• [What is needed]:
Don't copy the pictures; return every other part of the records exactly.

• [Entries taken from a collection]:
⁂

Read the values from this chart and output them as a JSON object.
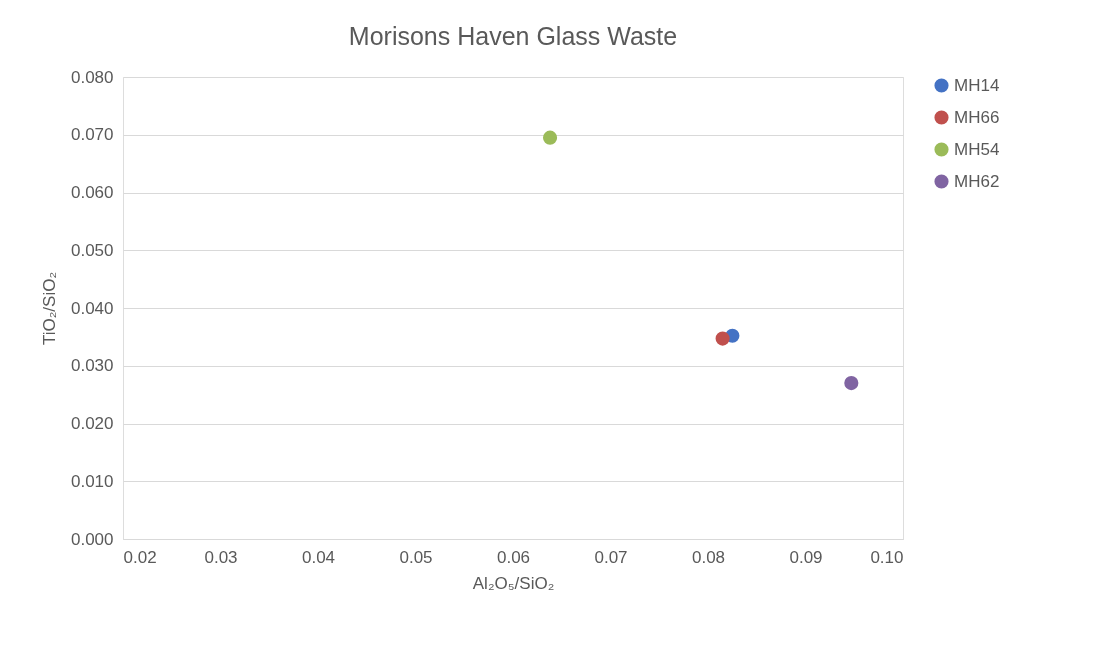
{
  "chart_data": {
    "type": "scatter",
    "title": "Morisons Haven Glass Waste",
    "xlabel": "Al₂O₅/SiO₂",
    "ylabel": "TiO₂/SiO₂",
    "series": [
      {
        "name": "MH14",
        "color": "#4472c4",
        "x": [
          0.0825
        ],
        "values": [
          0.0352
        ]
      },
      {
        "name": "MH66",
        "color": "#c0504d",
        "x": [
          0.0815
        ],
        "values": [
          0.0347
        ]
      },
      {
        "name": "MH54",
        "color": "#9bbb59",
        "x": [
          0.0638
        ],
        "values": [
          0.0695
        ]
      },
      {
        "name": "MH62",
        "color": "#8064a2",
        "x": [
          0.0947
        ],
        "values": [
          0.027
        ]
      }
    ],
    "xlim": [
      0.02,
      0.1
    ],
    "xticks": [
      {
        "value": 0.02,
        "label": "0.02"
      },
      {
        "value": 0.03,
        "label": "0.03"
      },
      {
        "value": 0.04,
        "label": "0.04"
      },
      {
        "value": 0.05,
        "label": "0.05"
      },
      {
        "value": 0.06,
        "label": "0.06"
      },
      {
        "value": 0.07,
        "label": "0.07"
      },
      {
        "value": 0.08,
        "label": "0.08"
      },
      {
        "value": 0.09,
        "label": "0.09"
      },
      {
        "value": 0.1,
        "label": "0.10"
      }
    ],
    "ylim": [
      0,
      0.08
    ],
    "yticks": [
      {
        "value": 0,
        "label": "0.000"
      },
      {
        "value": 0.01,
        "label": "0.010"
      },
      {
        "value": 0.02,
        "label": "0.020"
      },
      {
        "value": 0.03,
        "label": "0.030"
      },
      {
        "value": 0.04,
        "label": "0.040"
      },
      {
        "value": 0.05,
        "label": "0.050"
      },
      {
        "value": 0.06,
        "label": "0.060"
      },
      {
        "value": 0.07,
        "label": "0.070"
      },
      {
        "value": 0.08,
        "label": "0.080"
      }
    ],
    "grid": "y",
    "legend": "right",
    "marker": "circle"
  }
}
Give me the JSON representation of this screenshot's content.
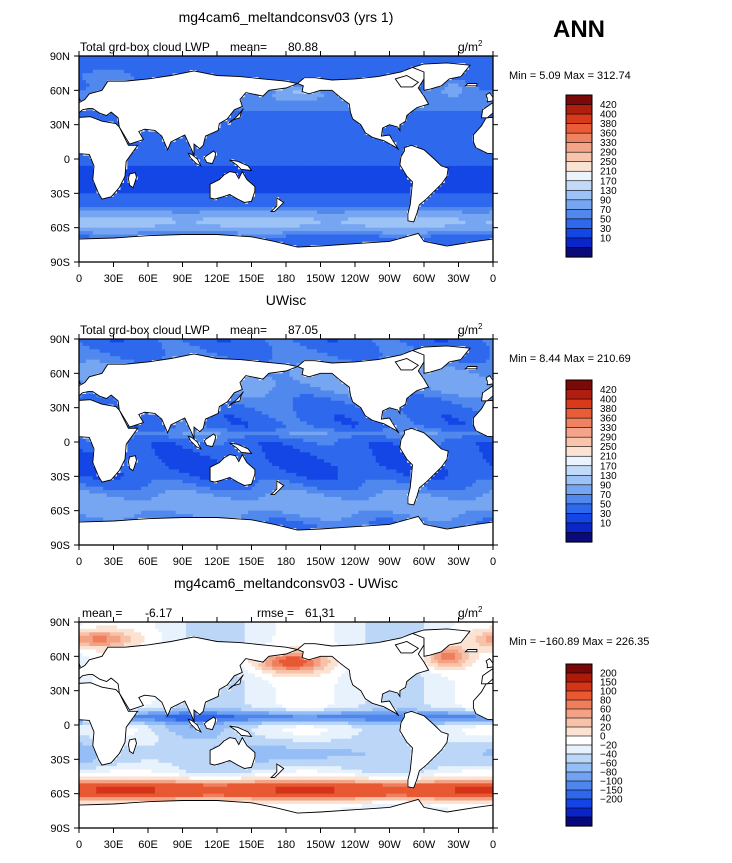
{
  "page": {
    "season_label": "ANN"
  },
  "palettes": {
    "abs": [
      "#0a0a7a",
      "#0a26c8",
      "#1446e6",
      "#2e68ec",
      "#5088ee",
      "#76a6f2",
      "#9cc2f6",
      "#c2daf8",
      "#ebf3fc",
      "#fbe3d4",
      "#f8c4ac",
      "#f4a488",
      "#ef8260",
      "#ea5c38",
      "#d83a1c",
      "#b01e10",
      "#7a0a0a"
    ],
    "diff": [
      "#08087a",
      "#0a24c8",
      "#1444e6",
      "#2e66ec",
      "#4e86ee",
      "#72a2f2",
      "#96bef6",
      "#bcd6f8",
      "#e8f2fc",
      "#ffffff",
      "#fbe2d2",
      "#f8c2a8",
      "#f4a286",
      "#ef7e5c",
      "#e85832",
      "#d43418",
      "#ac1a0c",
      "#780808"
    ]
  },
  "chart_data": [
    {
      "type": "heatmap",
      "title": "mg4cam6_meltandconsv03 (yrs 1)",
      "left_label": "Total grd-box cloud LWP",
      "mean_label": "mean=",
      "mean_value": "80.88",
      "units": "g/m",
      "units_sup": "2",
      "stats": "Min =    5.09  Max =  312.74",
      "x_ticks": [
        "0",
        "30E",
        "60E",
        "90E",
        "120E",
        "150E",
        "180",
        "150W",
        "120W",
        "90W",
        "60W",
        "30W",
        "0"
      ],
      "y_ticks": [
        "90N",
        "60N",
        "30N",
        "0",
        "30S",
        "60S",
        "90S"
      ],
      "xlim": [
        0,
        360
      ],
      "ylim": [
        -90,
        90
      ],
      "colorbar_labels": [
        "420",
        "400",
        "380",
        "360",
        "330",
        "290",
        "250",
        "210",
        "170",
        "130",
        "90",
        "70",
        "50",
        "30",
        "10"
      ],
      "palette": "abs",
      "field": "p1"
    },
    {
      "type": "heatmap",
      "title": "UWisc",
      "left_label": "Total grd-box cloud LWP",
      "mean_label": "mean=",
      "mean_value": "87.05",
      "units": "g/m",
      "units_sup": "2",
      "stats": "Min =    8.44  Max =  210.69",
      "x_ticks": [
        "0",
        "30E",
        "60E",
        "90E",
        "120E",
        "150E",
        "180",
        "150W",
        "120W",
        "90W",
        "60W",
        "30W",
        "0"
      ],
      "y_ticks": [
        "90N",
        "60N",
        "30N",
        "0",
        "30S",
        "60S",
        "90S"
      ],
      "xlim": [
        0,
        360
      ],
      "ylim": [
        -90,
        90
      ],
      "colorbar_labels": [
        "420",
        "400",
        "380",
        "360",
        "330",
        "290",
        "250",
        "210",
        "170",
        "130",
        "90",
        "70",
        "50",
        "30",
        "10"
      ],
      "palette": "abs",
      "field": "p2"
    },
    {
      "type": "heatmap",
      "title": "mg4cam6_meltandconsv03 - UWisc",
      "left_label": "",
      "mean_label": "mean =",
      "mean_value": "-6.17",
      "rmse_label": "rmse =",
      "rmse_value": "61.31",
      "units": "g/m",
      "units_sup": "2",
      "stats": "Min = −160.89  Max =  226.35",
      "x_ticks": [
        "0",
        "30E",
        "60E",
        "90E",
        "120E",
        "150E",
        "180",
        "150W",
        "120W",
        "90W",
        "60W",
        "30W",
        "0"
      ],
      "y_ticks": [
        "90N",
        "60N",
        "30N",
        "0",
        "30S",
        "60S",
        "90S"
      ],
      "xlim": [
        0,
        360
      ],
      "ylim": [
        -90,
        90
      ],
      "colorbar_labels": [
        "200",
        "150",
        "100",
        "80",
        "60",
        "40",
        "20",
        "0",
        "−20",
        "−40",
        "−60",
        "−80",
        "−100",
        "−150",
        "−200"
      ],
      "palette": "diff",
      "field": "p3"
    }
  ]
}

⁂

• [Solved exercise]:
Read the values from this chart and output them as a JSON object.
{
  "chart_data": {
    "type": "scatter",
    "title": "Morisons Haven Glass Waste",
    "xlabel": "Al₂O₅/SiO₂",
    "ylabel": "TiO₂/SiO₂",
    "series": [
      {
        "name": "MH14",
        "color": "#4472c4",
        "x": [
          0.0825
        ],
        "values": [
          0.0352
        ]
      },
      {
        "name": "MH66",
        "color": "#c0504d",
        "x": [
          0.0815
        ],
        "values": [
          0.0347
        ]
      },
      {
        "name": "MH54",
        "color": "#9bbb59",
        "x": [
          0.0638
        ],
        "values": [
          0.0695
        ]
      },
      {
        "name": "MH62",
        "color": "#8064a2",
        "x": [
          0.0947
        ],
        "values": [
          0.027
        ]
      }
    ],
    "xlim": [
      0.02,
      0.1
    ],
    "xticks": [
      {
        "value": 0.02,
        "label": "0.02"
      },
      {
        "value": 0.03,
        "label": "0.03"
      },
      {
        "value": 0.04,
        "label": "0.04"
      },
      {
        "value": 0.05,
        "label": "0.05"
      },
      {
        "value": 0.06,
        "label": "0.06"
      },
      {
        "value": 0.07,
        "label": "0.07"
      },
      {
        "value": 0.08,
        "label": "0.08"
      },
      {
        "value": 0.09,
        "label": "0.09"
      },
      {
        "value": 0.1,
        "label": "0.10"
      }
    ],
    "ylim": [
      0,
      0.08
    ],
    "yticks": [
      {
        "value": 0,
        "label": "0.000"
      },
      {
        "value": 0.01,
        "label": "0.010"
      },
      {
        "value": 0.02,
        "label": "0.020"
      },
      {
        "value": 0.03,
        "label": "0.030"
      },
      {
        "value": 0.04,
        "label": "0.040"
      },
      {
        "value": 0.05,
        "label": "0.050"
      },
      {
        "value": 0.06,
        "label": "0.060"
      },
      {
        "value": 0.07,
        "label": "0.070"
      },
      {
        "value": 0.08,
        "label": "0.080"
      }
    ],
    "grid": "y",
    "legend": "right",
    "marker": "circle"
  }
}
Give me the JSON representation of this screenshot's content.
{
  "page": {
    "season_label": "ANN"
  },
  "palettes": {
    "abs": [
      "#0a0a7a",
      "#0a26c8",
      "#1446e6",
      "#2e68ec",
      "#5088ee",
      "#76a6f2",
      "#9cc2f6",
      "#c2daf8",
      "#ebf3fc",
      "#fbe3d4",
      "#f8c4ac",
      "#f4a488",
      "#ef8260",
      "#ea5c38",
      "#d83a1c",
      "#b01e10",
      "#7a0a0a"
    ],
    "diff": [
      "#08087a",
      "#0a24c8",
      "#1444e6",
      "#2e66ec",
      "#4e86ee",
      "#72a2f2",
      "#96bef6",
      "#bcd6f8",
      "#e8f2fc",
      "#ffffff",
      "#fbe2d2",
      "#f8c2a8",
      "#f4a286",
      "#ef7e5c",
      "#e85832",
      "#d43418",
      "#ac1a0c",
      "#780808"
    ]
  },
  "chart_data": [
    {
      "type": "heatmap",
      "title": "mg4cam6_meltandconsv03 (yrs 1)",
      "left_label": "Total grd-box cloud LWP",
      "mean_label": "mean=",
      "mean_value": "80.88",
      "units": "g/m",
      "units_sup": "2",
      "stats": "Min =    5.09  Max =  312.74",
      "x_ticks": [
        "0",
        "30E",
        "60E",
        "90E",
        "120E",
        "150E",
        "180",
        "150W",
        "120W",
        "90W",
        "60W",
        "30W",
        "0"
      ],
      "y_ticks": [
        "90N",
        "60N",
        "30N",
        "0",
        "30S",
        "60S",
        "90S"
      ],
      "xlim": [
        0,
        360
      ],
      "ylim": [
        -90,
        90
      ],
      "colorbar_labels": [
        "420",
        "400",
        "380",
        "360",
        "330",
        "290",
        "250",
        "210",
        "170",
        "130",
        "90",
        "70",
        "50",
        "30",
        "10"
      ],
      "palette": "abs",
      "field": "p1"
    },
    {
      "type": "heatmap",
      "title": "UWisc",
      "left_label": "Total grd-box cloud LWP",
      "mean_label": "mean=",
      "mean_value": "87.05",
      "units": "g/m",
      "units_sup": "2",
      "stats": "Min =    8.44  Max =  210.69",
      "x_ticks": [
        "0",
        "30E",
        "60E",
        "90E",
        "120E",
        "150E",
        "180",
        "150W",
        "120W",
        "90W",
        "60W",
        "30W",
        "0"
      ],
      "y_ticks": [
        "90N",
        "60N",
        "30N",
        "0",
        "30S",
        "60S",
        "90S"
      ],
      "xlim": [
        0,
        360
      ],
      "ylim": [
        -90,
        90
      ],
      "colorbar_labels": [
        "420",
        "400",
        "380",
        "360",
        "330",
        "290",
        "250",
        "210",
        "170",
        "130",
        "90",
        "70",
        "50",
        "30",
        "10"
      ],
      "palette": "abs",
      "field": "p2"
    },
    {
      "type": "heatmap",
      "title": "mg4cam6_meltandconsv03 - UWisc",
      "left_label": "",
      "mean_label": "mean =",
      "mean_value": "-6.17",
      "rmse_label": "rmse =",
      "rmse_value": "61.31",
      "units": "g/m",
      "units_sup": "2",
      "stats": "Min = −160.89  Max =  226.35",
      "x_ticks": [
        "0",
        "30E",
        "60E",
        "90E",
        "120E",
        "150E",
        "180",
        "150W",
        "120W",
        "90W",
        "60W",
        "30W",
        "0"
      ],
      "y_ticks": [
        "90N",
        "60N",
        "30N",
        "0",
        "30S",
        "60S",
        "90S"
      ],
      "xlim": [
        0,
        360
      ],
      "ylim": [
        -90,
        90
      ],
      "colorbar_labels": [
        "200",
        "150",
        "100",
        "80",
        "60",
        "40",
        "20",
        "0",
        "−20",
        "−40",
        "−60",
        "−80",
        "−100",
        "−150",
        "−200"
      ],
      "palette": "diff",
      "field": "p3"
    }
  ]
}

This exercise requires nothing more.